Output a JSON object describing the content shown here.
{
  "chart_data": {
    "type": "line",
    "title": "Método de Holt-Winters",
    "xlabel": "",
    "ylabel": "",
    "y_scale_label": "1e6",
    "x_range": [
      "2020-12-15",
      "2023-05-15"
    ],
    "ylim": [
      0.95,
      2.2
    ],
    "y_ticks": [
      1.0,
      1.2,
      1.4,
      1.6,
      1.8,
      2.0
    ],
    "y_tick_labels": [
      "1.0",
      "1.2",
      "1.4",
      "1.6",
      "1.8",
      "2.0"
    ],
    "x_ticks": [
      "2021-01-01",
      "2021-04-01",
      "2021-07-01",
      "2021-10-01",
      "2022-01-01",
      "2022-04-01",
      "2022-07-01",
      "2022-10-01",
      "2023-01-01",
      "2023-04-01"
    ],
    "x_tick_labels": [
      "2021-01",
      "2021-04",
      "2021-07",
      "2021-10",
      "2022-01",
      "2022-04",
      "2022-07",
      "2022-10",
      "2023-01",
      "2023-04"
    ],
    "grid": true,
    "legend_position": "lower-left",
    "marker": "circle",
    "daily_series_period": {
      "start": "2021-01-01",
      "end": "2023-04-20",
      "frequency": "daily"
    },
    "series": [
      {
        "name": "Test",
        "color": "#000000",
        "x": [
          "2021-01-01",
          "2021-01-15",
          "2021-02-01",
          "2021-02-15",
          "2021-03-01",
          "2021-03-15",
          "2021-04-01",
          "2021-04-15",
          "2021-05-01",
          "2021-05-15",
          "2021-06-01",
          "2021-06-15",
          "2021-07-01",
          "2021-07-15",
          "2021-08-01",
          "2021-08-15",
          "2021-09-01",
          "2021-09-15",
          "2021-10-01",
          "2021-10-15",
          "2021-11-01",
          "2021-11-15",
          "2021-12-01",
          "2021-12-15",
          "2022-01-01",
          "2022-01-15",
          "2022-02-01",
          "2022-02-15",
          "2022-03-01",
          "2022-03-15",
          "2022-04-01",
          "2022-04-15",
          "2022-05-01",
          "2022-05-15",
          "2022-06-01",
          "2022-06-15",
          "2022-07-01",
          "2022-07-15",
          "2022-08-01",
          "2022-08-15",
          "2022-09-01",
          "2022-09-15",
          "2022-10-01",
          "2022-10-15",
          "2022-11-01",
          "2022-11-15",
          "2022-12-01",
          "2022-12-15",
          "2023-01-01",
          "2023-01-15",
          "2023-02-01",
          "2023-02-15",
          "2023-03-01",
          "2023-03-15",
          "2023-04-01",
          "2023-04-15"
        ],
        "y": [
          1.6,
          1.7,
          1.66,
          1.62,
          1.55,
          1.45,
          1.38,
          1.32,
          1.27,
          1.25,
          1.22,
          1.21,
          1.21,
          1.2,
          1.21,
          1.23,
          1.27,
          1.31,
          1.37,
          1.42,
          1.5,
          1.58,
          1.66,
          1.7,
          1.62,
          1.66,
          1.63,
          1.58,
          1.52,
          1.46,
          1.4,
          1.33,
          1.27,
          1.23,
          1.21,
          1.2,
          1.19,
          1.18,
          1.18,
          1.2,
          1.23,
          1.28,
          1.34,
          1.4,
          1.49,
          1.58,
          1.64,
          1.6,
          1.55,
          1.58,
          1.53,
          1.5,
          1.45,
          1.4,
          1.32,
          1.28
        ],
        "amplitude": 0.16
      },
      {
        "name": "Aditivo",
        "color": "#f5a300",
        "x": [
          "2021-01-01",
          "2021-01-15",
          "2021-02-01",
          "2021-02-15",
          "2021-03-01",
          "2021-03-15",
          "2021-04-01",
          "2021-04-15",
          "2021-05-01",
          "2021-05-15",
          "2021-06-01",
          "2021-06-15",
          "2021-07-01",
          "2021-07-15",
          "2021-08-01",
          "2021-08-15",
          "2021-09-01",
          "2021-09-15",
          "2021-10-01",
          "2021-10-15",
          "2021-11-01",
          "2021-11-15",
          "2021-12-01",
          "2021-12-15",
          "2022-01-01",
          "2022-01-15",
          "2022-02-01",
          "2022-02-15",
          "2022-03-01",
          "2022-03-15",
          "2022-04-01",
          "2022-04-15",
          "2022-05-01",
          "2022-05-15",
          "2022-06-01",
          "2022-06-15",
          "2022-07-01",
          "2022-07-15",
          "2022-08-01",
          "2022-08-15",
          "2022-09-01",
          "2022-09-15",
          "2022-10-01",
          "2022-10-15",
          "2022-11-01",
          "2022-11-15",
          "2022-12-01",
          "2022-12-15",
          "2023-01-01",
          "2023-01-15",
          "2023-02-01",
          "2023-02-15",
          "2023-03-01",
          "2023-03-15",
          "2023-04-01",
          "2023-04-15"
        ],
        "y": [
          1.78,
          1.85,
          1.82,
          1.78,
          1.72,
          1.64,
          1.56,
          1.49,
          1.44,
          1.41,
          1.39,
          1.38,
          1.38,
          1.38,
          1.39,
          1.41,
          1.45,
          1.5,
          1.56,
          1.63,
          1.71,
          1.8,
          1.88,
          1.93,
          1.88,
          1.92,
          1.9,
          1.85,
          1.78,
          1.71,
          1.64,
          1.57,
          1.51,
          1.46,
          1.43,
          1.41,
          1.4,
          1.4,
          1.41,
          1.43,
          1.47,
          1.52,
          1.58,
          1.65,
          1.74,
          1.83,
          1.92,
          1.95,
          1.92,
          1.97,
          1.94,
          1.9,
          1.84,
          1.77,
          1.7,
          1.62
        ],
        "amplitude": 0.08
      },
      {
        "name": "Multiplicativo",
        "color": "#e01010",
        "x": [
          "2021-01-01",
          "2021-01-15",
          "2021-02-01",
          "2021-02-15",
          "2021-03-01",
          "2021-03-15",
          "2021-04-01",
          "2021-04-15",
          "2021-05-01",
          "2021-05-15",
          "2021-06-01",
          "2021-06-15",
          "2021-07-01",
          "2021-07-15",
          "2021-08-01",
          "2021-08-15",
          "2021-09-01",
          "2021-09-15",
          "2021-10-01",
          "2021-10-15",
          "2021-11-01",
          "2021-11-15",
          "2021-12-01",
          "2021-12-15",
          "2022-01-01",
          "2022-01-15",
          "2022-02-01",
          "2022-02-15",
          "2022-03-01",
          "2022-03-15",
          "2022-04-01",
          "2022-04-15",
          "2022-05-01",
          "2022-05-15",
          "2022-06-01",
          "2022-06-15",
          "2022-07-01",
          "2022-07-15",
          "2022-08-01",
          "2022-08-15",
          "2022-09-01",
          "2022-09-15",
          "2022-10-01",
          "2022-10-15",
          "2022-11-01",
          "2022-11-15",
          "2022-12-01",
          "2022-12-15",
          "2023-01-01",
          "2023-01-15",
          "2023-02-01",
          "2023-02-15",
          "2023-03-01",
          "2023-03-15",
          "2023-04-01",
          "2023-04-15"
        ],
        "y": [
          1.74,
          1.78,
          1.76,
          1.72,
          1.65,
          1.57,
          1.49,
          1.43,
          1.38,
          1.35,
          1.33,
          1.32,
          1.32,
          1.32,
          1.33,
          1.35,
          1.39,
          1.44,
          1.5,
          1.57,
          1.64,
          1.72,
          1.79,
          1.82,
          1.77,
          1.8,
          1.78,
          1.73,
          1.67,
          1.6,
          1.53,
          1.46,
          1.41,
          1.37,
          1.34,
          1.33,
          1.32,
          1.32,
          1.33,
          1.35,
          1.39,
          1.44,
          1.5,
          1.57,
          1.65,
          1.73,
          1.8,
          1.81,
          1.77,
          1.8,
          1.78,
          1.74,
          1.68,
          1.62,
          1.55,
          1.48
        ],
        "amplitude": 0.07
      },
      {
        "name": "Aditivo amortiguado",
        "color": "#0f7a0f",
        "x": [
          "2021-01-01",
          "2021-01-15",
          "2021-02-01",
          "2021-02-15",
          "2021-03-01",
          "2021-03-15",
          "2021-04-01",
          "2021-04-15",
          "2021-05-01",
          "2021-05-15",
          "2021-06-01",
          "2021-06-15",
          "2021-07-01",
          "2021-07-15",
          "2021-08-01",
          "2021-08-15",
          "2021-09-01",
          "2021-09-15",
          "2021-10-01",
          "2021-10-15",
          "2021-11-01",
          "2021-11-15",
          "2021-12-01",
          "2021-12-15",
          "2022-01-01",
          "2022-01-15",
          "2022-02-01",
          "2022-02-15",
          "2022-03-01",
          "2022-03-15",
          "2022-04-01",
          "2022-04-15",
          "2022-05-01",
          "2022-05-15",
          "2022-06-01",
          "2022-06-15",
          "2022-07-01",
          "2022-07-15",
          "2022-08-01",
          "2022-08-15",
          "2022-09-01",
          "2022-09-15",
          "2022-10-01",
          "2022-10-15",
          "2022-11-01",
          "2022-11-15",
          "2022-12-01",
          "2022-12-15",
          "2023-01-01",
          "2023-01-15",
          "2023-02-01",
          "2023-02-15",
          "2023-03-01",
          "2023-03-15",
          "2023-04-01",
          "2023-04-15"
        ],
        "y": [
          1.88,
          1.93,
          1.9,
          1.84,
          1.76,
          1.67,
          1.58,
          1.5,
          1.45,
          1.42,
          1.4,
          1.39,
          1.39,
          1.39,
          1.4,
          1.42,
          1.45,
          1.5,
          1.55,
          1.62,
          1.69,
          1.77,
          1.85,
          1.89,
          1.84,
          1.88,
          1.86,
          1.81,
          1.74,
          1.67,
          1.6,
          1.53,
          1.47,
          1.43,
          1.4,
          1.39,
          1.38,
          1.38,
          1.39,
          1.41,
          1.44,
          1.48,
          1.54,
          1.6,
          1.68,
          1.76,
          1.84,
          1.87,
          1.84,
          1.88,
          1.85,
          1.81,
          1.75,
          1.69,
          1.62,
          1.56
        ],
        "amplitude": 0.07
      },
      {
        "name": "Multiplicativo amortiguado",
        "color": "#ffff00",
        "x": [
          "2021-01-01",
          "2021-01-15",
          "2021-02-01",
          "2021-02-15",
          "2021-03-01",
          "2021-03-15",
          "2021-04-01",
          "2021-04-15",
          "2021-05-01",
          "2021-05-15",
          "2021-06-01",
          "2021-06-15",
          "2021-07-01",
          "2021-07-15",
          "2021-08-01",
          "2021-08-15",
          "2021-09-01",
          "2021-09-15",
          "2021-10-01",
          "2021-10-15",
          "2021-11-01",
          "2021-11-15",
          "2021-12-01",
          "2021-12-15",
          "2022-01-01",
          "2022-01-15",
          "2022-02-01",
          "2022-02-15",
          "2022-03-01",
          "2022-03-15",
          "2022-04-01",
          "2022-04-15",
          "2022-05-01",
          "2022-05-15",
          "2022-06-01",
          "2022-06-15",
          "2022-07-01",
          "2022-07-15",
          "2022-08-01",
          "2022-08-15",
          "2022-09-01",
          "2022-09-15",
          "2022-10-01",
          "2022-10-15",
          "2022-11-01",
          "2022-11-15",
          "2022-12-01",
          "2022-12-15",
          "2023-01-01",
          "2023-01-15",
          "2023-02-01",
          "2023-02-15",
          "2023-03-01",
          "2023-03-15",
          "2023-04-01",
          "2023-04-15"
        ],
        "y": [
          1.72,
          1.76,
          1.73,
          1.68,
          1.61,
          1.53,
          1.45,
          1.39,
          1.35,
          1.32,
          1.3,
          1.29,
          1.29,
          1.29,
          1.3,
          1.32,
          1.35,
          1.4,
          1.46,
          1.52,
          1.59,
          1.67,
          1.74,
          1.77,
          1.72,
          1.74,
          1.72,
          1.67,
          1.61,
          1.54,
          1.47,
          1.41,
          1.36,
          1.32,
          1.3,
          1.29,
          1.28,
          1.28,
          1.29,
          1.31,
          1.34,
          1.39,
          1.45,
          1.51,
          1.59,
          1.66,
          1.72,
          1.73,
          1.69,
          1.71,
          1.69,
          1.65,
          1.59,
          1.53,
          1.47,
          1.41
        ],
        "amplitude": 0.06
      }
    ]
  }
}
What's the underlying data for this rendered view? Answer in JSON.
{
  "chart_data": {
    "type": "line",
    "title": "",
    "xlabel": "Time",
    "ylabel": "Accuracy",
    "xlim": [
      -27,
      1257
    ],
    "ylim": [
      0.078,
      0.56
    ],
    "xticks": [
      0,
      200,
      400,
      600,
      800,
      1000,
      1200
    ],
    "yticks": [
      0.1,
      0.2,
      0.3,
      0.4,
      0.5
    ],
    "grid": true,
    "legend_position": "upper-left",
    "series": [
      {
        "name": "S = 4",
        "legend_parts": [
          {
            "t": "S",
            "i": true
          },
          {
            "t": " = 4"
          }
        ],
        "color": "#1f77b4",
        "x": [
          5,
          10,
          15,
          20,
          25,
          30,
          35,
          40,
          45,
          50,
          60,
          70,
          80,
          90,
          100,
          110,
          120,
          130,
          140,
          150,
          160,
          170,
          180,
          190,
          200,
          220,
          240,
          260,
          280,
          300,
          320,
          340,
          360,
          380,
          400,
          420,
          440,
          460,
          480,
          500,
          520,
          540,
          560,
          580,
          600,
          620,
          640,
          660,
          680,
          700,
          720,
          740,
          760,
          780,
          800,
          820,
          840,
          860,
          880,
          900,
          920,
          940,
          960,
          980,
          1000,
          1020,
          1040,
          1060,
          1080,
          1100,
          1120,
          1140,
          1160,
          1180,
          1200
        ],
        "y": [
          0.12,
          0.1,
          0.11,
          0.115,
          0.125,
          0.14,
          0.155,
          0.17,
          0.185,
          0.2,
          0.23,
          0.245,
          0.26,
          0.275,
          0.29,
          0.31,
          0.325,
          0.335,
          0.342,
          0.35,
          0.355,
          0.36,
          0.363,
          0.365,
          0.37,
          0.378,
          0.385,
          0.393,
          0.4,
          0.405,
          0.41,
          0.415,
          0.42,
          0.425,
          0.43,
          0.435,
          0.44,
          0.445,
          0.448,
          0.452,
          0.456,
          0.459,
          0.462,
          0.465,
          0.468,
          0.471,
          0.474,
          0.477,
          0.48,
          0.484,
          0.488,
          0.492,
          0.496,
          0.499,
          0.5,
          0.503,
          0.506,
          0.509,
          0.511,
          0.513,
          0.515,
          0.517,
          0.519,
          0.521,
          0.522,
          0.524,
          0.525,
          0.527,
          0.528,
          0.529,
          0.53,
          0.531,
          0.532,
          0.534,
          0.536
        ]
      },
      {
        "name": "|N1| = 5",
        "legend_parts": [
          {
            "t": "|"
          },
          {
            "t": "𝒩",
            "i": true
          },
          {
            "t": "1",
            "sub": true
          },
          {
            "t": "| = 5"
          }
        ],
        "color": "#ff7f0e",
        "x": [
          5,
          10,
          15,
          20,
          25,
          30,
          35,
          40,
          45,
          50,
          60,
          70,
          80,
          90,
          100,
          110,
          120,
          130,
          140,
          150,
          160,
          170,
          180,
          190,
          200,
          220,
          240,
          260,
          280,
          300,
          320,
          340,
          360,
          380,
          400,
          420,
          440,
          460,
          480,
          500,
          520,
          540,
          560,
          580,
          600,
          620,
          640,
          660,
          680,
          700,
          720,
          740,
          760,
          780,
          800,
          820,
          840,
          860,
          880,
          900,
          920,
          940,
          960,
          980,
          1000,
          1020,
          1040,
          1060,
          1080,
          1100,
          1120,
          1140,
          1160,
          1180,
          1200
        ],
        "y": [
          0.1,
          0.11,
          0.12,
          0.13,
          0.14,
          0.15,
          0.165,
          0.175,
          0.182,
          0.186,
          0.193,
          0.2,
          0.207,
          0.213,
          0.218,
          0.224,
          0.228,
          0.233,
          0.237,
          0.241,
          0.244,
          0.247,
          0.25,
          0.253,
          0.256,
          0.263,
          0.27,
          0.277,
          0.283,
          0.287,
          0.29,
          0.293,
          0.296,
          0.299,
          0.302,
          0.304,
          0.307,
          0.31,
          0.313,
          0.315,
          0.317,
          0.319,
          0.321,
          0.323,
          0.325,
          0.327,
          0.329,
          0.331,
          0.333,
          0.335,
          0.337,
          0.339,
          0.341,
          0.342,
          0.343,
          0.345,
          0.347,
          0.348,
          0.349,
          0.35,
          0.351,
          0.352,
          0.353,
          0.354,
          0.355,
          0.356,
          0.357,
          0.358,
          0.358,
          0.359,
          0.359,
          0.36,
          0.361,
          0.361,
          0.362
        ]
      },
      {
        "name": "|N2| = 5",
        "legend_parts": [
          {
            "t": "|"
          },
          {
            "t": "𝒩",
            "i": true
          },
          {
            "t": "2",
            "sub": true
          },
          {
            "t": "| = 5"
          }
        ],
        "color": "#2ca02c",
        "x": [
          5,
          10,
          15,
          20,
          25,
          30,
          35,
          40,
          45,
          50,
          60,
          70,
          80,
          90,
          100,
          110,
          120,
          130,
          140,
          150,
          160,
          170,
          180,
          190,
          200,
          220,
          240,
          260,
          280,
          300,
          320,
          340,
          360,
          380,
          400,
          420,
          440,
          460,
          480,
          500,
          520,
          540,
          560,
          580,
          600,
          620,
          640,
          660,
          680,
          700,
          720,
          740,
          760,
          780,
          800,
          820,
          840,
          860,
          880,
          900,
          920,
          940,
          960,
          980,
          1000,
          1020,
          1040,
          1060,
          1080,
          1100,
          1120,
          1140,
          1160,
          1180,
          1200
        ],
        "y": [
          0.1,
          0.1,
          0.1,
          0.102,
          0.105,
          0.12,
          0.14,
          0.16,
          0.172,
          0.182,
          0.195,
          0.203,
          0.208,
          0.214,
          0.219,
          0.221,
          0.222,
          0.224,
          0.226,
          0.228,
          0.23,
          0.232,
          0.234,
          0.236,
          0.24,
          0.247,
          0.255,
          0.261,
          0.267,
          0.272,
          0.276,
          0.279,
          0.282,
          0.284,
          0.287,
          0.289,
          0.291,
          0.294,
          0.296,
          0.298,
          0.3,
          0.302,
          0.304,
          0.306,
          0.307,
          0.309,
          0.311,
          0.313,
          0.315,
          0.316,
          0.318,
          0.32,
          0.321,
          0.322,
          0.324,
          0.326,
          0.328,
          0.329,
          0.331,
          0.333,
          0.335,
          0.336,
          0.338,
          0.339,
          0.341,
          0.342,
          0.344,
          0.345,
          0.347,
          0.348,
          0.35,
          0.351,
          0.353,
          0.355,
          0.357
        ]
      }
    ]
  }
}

========

Work to do
From the listing above, copy out each line where the word "Aditivo" appears.

Output of the task
        "name": "Aditivo",
        "name": "Aditivo amortiguado",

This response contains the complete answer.